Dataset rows

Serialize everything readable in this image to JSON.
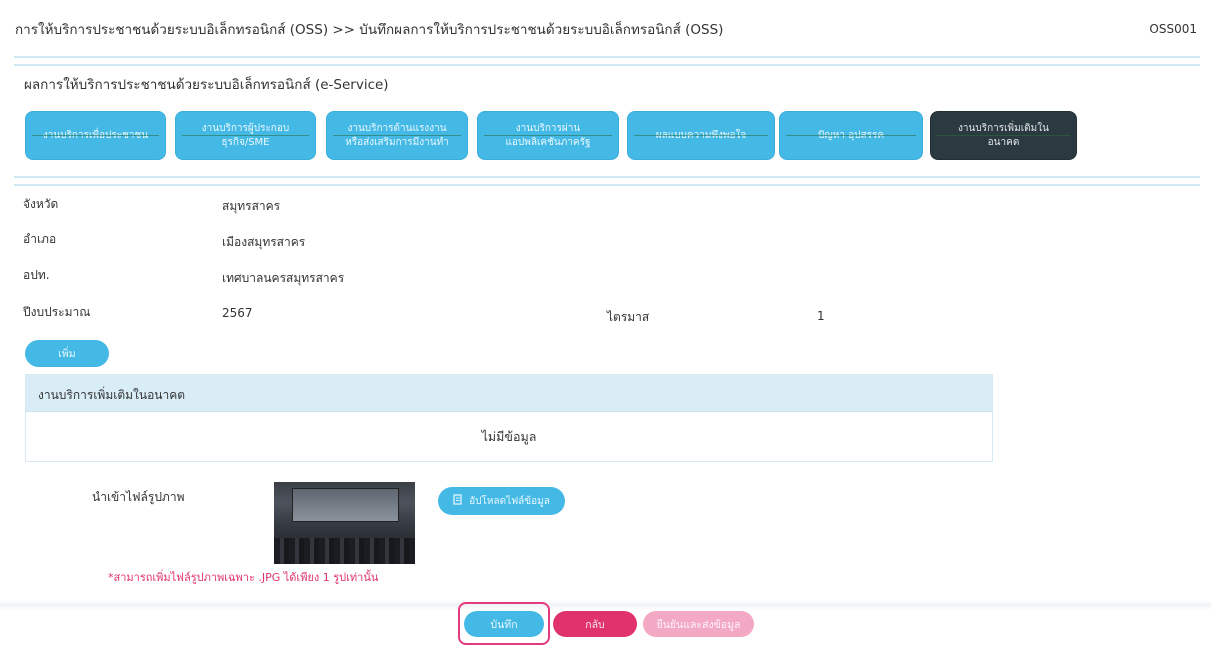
{
  "header": {
    "breadcrumb": "การให้บริการประชาชนด้วยระบบอิเล็กทรอนิกส์ (OSS) >> บันทึกผลการให้บริการประชาชนด้วยระบบอิเล็กทรอนิกส์ (OSS)",
    "screen_code": "OSS001"
  },
  "panel": {
    "title": "ผลการให้บริการประชาชนด้วยระบบอิเล็กทรอนิกส์ (e-Service)",
    "tabs": [
      {
        "line1": "งานบริการเพื่อประชาชน",
        "line2": "",
        "active": false
      },
      {
        "line1": "งานบริการผู้ประกอบ",
        "line2": "ธุรกิจ/SME",
        "active": false
      },
      {
        "line1": "งานบริการด้านแรงงาน",
        "line2": "หรือส่งเสริมการมีงานทำ",
        "active": false
      },
      {
        "line1": "งานบริการผ่าน",
        "line2": "แอปพลิเคชันภาครัฐ",
        "active": false
      },
      {
        "line1": "ผลแบบความพึงพอใจ",
        "line2": "",
        "active": false
      },
      {
        "line1": "ปัญหา อุปสรรค",
        "line2": "",
        "active": false
      },
      {
        "line1": "งานบริการเพิ่มเติมใน",
        "line2": "อนาคต",
        "active": true
      }
    ]
  },
  "info": {
    "province_label": "จังหวัด",
    "province_value": "สมุทรสาคร",
    "district_label": "อำเภอ",
    "district_value": "เมืองสมุทรสาคร",
    "lao_label": "อปท.",
    "lao_value": "เทศบาลนครสมุทรสาคร",
    "year_label": "ปีงบประมาณ",
    "year_value": "2567",
    "quarter_label": "ไตรมาส",
    "quarter_value": "1"
  },
  "add_button": "เพิ่ม",
  "table": {
    "header": "งานบริการเพิ่มเติมในอนาคต",
    "empty_text": "ไม่มีข้อมูล"
  },
  "upload": {
    "label": "นำเข้าไฟล์รูปภาพ",
    "button": "อัปโหลดไฟล์ข้อมูล",
    "note": "*สามารถเพิ่มไฟล์รูปภาพเฉพาะ .JPG ได้เพียง 1 รูปเท่านั้น"
  },
  "actions": {
    "save": "บันทึก",
    "back": "กลับ",
    "confirm": "ยืนยันและส่งข้อมูล"
  },
  "colors": {
    "primary": "#45b9e6",
    "active_tab": "#2b3a41",
    "danger": "#e0336e",
    "danger_light": "#f3a8c4",
    "divider": "#cfe8f3"
  }
}
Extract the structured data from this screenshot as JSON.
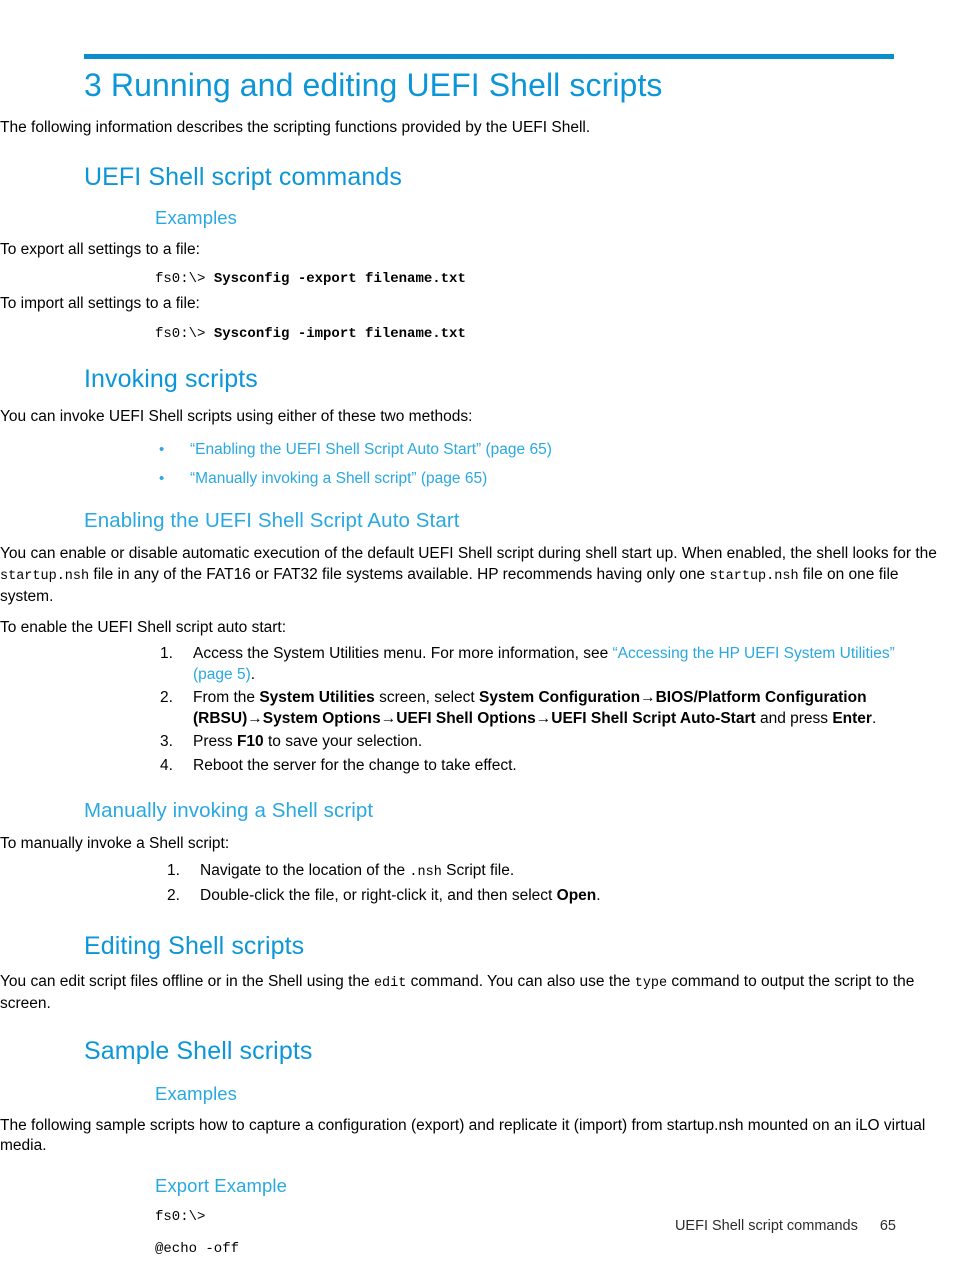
{
  "colors": {
    "rule": "#0c8ecb",
    "chapter_heading": "#0c96d8",
    "section_heading": "#0c96d8",
    "sub_heading": "#2aa8e0",
    "link": "#2aa8e0",
    "body_text": "#000000",
    "footer_text": "#2b2b2b"
  },
  "chapter": {
    "title": "3 Running and editing UEFI Shell scripts",
    "intro": "The following information describes the scripting functions provided by the UEFI Shell."
  },
  "sections": {
    "uefi_shell_script_commands": {
      "heading": "UEFI Shell script commands",
      "examples_heading": "Examples",
      "export_intro": "To export all settings to a file:",
      "export_prompt": "fs0:\\> ",
      "export_command": "Sysconfig -export filename.txt",
      "import_intro": "To import all settings to a file:",
      "import_prompt": "fs0:\\> ",
      "import_command": "Sysconfig -import filename.txt"
    },
    "invoking_scripts": {
      "heading": "Invoking scripts",
      "intro": "You can invoke UEFI Shell scripts using either of these two methods:",
      "bullet_glyph": "•",
      "bullets": [
        "“Enabling the UEFI Shell Script Auto Start” (page 65)",
        "“Manually invoking a Shell script” (page 65)"
      ]
    },
    "enabling_auto_start": {
      "heading": "Enabling the UEFI Shell Script Auto Start",
      "para_part1": "You can enable or disable automatic execution of the default UEFI Shell script during shell start up. When enabled, the shell looks for the ",
      "para_code1": "startup.nsh",
      "para_part2": " file in any of the FAT16 or FAT32 file systems available. HP recommends having only one ",
      "para_code2": "startup.nsh",
      "para_part3": " file on one file system.",
      "lead_in": "To enable the UEFI Shell script auto start:",
      "step1_text_a": "Access the System Utilities menu. For more information, see ",
      "step1_link": "“Accessing the HP UEFI System Utilities” (page 5)",
      "step1_text_b": ".",
      "step2_a": "From the ",
      "step2_b1": "System Utilities",
      "step2_c": " screen, select ",
      "step2_b2": "System Configuration",
      "step2_arrow1": "→",
      "step2_b3": "BIOS/Platform Configuration (RBSU)",
      "step2_arrow2": "→",
      "step2_b4": "System Options",
      "step2_arrow3": "→",
      "step2_b5": "UEFI Shell Options",
      "step2_arrow4": "→",
      "step2_b6": "UEFI Shell Script Auto-Start",
      "step2_d": " and press ",
      "step2_b7": "Enter",
      "step2_e": ".",
      "step3_a": "Press ",
      "step3_b": "F10",
      "step3_c": " to save your selection.",
      "step4": "Reboot the server for the change to take effect."
    },
    "manually_invoking": {
      "heading": "Manually invoking a Shell script",
      "lead_in": "To manually invoke a Shell script:",
      "step1_a": "Navigate to the location of the ",
      "step1_code": ".nsh",
      "step1_b": " Script file.",
      "step2_a": "Double-click the file, or right-click it, and then select ",
      "step2_b": "Open",
      "step2_c": "."
    },
    "editing_shell_scripts": {
      "heading": "Editing Shell scripts",
      "para_a": "You can edit script files offline or in the Shell using the ",
      "para_code1": "edit",
      "para_b": " command. You can also use the ",
      "para_code2": "type",
      "para_c": " command to output the script to the screen."
    },
    "sample_shell_scripts": {
      "heading": "Sample Shell scripts",
      "examples_heading": "Examples",
      "examples_para": "The following sample scripts how to capture a configuration (export) and replicate it (import) from startup.nsh mounted on an iLO virtual media.",
      "export_example_heading": "Export Example",
      "code_line_1": "fs0:\\>",
      "code_line_2": "@echo -off"
    }
  },
  "footer": {
    "section_label": "UEFI Shell script commands",
    "page_number": "65"
  }
}
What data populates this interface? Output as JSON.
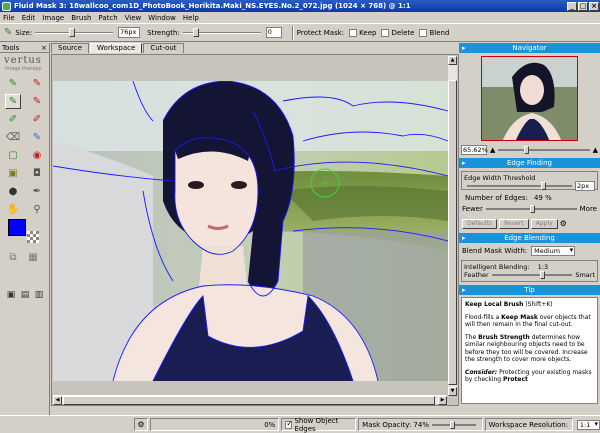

What the task requires
Quote in full the listing given above; the images are to be left out.

Correct result
Serialize everything readable in this image to JSON.
{
  "header": {
    "breadcrumb": "การให้บริการประชาชนด้วยระบบอิเล็กทรอนิกส์ (OSS) >> บันทึกผลการให้บริการประชาชนด้วยระบบอิเล็กทรอนิกส์ (OSS)",
    "screen_code": "OSS001"
  },
  "panel": {
    "title": "ผลการให้บริการประชาชนด้วยระบบอิเล็กทรอนิกส์ (e-Service)",
    "tabs": [
      {
        "line1": "งานบริการเพื่อประชาชน",
        "line2": "",
        "active": false
      },
      {
        "line1": "งานบริการผู้ประกอบ",
        "line2": "ธุรกิจ/SME",
        "active": false
      },
      {
        "line1": "งานบริการด้านแรงงาน",
        "line2": "หรือส่งเสริมการมีงานทำ",
        "active": false
      },
      {
        "line1": "งานบริการผ่าน",
        "line2": "แอปพลิเคชันภาครัฐ",
        "active": false
      },
      {
        "line1": "ผลแบบความพึงพอใจ",
        "line2": "",
        "active": false
      },
      {
        "line1": "ปัญหา อุปสรรค",
        "line2": "",
        "active": false
      },
      {
        "line1": "งานบริการเพิ่มเติมใน",
        "line2": "อนาคต",
        "active": true
      }
    ]
  },
  "info": {
    "province_label": "จังหวัด",
    "province_value": "สมุทรสาคร",
    "district_label": "อำเภอ",
    "district_value": "เมืองสมุทรสาคร",
    "lao_label": "อปท.",
    "lao_value": "เทศบาลนครสมุทรสาคร",
    "year_label": "ปีงบประมาณ",
    "year_value": "2567",
    "quarter_label": "ไตรมาส",
    "quarter_value": "1"
  },
  "add_button": "เพิ่ม",
  "table": {
    "header": "งานบริการเพิ่มเติมในอนาคต",
    "empty_text": "ไม่มีข้อมูล"
  },
  "upload": {
    "label": "นำเข้าไฟล์รูปภาพ",
    "button": "อัปโหลดไฟล์ข้อมูล",
    "note": "*สามารถเพิ่มไฟล์รูปภาพเฉพาะ .JPG ได้เพียง 1 รูปเท่านั้น"
  },
  "actions": {
    "save": "บันทึก",
    "back": "กลับ",
    "confirm": "ยืนยันและส่งข้อมูล"
  },
  "colors": {
    "primary": "#45b9e6",
    "active_tab": "#2b3a41",
    "danger": "#e0336e",
    "danger_light": "#f3a8c4",
    "divider": "#cfe8f3"
  }
}
Extract the structured data from this screenshot as JSON.
{
  "colors": {
    "rule": "#0c8ecb",
    "chapter_heading": "#0c96d8",
    "section_heading": "#0c96d8",
    "sub_heading": "#2aa8e0",
    "link": "#2aa8e0",
    "body_text": "#000000",
    "footer_text": "#2b2b2b"
  },
  "chapter": {
    "title": "3 Running and editing UEFI Shell scripts",
    "intro": "The following information describes the scripting functions provided by the UEFI Shell."
  },
  "sections": {
    "uefi_shell_script_commands": {
      "heading": "UEFI Shell script commands",
      "examples_heading": "Examples",
      "export_intro": "To export all settings to a file:",
      "export_prompt": "fs0:\\> ",
      "export_command": "Sysconfig -export filename.txt",
      "import_intro": "To import all settings to a file:",
      "import_prompt": "fs0:\\> ",
      "import_command": "Sysconfig -import filename.txt"
    },
    "invoking_scripts": {
      "heading": "Invoking scripts",
      "intro": "You can invoke UEFI Shell scripts using either of these two methods:",
      "bullet_glyph": "•",
      "bullets": [
        "“Enabling the UEFI Shell Script Auto Start” (page 65)",
        "“Manually invoking a Shell script” (page 65)"
      ]
    },
    "enabling_auto_start": {
      "heading": "Enabling the UEFI Shell Script Auto Start",
      "para_part1": "You can enable or disable automatic execution of the default UEFI Shell script during shell start up. When enabled, the shell looks for the ",
      "para_code1": "startup.nsh",
      "para_part2": " file in any of the FAT16 or FAT32 file systems available. HP recommends having only one ",
      "para_code2": "startup.nsh",
      "para_part3": " file on one file system.",
      "lead_in": "To enable the UEFI Shell script auto start:",
      "step1_text_a": "Access the System Utilities menu. For more information, see ",
      "step1_link": "“Accessing the HP UEFI System Utilities” (page 5)",
      "step1_text_b": ".",
      "step2_a": "From the ",
      "step2_b1": "System Utilities",
      "step2_c": " screen, select ",
      "step2_b2": "System Configuration",
      "step2_arrow1": "→",
      "step2_b3": "BIOS/Platform Configuration (RBSU)",
      "step2_arrow2": "→",
      "step2_b4": "System Options",
      "step2_arrow3": "→",
      "step2_b5": "UEFI Shell Options",
      "step2_arrow4": "→",
      "step2_b6": "UEFI Shell Script Auto-Start",
      "step2_d": " and press ",
      "step2_b7": "Enter",
      "step2_e": ".",
      "step3_a": "Press ",
      "step3_b": "F10",
      "step3_c": " to save your selection.",
      "step4": "Reboot the server for the change to take effect."
    },
    "manually_invoking": {
      "heading": "Manually invoking a Shell script",
      "lead_in": "To manually invoke a Shell script:",
      "step1_a": "Navigate to the location of the ",
      "step1_code": ".nsh",
      "step1_b": " Script file.",
      "step2_a": "Double-click the file, or right-click it, and then select ",
      "step2_b": "Open",
      "step2_c": "."
    },
    "editing_shell_scripts": {
      "heading": "Editing Shell scripts",
      "para_a": "You can edit script files offline or in the Shell using the ",
      "para_code1": "edit",
      "para_b": " command. You can also use the ",
      "para_code2": "type",
      "para_c": " command to output the script to the screen."
    },
    "sample_shell_scripts": {
      "heading": "Sample Shell scripts",
      "examples_heading": "Examples",
      "examples_para": "The following sample scripts how to capture a configuration (export) and replicate it (import) from startup.nsh mounted on an iLO virtual media.",
      "export_example_heading": "Export Example",
      "code_line_1": "fs0:\\>",
      "code_line_2": "@echo -off"
    }
  },
  "footer": {
    "section_label": "UEFI Shell script commands",
    "page_number": "65"
  }
}
What data populates this interface? Output as JSON.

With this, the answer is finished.